## Problem
Your answer must be a single number: how many lines of the data include "klinisch".

--- Source material ---

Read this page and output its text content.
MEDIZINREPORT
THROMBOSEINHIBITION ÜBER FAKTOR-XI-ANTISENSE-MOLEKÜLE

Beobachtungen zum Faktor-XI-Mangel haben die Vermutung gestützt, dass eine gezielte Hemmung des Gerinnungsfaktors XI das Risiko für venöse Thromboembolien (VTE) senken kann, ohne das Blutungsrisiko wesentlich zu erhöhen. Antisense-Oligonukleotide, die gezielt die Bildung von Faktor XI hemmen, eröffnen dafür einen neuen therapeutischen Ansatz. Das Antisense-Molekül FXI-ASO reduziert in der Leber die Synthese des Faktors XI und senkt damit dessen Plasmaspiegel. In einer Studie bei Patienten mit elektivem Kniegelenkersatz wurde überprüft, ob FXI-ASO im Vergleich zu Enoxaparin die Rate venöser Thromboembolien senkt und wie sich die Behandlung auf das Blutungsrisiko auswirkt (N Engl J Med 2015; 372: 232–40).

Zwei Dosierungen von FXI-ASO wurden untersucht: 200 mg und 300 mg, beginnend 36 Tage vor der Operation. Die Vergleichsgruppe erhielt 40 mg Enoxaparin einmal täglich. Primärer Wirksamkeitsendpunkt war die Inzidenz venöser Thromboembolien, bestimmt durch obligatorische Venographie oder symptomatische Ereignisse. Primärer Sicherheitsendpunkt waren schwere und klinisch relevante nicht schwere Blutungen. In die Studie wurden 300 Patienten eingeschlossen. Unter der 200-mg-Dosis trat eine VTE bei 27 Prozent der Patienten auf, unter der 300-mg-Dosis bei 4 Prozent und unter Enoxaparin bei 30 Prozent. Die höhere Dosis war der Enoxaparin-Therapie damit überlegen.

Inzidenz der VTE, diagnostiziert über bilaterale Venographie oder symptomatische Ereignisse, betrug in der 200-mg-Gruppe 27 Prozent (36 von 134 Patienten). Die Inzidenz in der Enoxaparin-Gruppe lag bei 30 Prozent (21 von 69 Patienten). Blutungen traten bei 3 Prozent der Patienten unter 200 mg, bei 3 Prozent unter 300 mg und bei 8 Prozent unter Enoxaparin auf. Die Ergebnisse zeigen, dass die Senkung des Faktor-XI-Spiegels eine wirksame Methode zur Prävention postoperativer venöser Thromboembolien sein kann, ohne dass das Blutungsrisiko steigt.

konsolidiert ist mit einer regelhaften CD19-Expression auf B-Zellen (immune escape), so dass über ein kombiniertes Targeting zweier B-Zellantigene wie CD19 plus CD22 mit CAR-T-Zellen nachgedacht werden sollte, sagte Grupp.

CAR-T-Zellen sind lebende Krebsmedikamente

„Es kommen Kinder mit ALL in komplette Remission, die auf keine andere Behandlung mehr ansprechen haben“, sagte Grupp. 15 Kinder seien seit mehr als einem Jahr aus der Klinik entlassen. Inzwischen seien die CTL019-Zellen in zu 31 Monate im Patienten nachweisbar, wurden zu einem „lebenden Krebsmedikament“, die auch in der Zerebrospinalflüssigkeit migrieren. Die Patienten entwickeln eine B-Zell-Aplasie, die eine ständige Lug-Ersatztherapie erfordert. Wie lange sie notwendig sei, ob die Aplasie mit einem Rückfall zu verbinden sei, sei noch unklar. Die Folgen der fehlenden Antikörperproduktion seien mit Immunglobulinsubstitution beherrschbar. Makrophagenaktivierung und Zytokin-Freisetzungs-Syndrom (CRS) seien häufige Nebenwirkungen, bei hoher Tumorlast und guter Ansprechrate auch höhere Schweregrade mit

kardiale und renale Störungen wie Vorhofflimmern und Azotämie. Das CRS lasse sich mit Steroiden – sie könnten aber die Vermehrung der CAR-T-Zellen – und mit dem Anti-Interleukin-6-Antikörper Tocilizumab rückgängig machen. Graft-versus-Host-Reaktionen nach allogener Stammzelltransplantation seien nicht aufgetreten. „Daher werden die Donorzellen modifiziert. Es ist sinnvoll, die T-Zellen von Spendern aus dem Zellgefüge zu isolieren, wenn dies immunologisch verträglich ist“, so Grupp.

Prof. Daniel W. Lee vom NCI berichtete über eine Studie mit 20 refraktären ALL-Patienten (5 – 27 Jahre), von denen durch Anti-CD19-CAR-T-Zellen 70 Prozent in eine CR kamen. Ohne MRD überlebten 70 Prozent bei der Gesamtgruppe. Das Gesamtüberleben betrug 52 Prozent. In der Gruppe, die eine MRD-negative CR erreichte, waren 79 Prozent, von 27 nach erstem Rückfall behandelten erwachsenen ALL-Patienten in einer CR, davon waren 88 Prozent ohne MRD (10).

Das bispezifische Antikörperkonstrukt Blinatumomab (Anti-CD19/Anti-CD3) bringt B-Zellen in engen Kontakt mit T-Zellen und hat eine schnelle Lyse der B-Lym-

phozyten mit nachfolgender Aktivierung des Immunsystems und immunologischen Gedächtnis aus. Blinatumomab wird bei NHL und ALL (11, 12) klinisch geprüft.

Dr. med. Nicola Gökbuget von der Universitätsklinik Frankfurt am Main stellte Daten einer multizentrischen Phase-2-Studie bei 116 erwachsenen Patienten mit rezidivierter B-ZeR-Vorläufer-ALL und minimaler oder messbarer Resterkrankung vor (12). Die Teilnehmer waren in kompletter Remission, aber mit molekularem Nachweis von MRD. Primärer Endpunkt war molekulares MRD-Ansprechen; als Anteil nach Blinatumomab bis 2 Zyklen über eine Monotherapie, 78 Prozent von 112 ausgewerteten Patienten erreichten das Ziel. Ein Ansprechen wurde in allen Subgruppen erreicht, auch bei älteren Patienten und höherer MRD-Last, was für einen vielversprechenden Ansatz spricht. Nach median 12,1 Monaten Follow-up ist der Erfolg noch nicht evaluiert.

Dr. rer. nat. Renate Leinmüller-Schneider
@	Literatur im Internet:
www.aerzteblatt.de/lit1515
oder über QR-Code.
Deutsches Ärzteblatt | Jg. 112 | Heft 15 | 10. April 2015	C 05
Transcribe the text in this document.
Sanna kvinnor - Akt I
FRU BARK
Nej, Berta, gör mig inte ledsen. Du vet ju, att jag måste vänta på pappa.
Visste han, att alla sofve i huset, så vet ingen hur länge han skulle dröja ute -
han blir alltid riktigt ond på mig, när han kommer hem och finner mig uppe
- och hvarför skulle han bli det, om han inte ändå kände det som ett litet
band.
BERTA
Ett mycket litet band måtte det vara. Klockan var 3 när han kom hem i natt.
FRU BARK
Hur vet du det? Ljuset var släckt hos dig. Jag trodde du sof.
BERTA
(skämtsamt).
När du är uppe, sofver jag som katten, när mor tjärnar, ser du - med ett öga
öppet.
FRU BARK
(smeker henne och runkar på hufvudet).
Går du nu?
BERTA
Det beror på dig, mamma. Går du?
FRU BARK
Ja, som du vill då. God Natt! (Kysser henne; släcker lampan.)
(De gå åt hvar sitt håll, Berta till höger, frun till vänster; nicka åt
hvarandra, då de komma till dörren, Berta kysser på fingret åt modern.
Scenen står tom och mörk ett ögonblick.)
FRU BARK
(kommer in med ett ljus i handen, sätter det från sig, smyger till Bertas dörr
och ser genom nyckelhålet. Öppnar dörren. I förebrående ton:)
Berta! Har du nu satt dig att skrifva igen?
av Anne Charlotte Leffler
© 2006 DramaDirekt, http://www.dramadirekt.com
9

---

## Written answer
2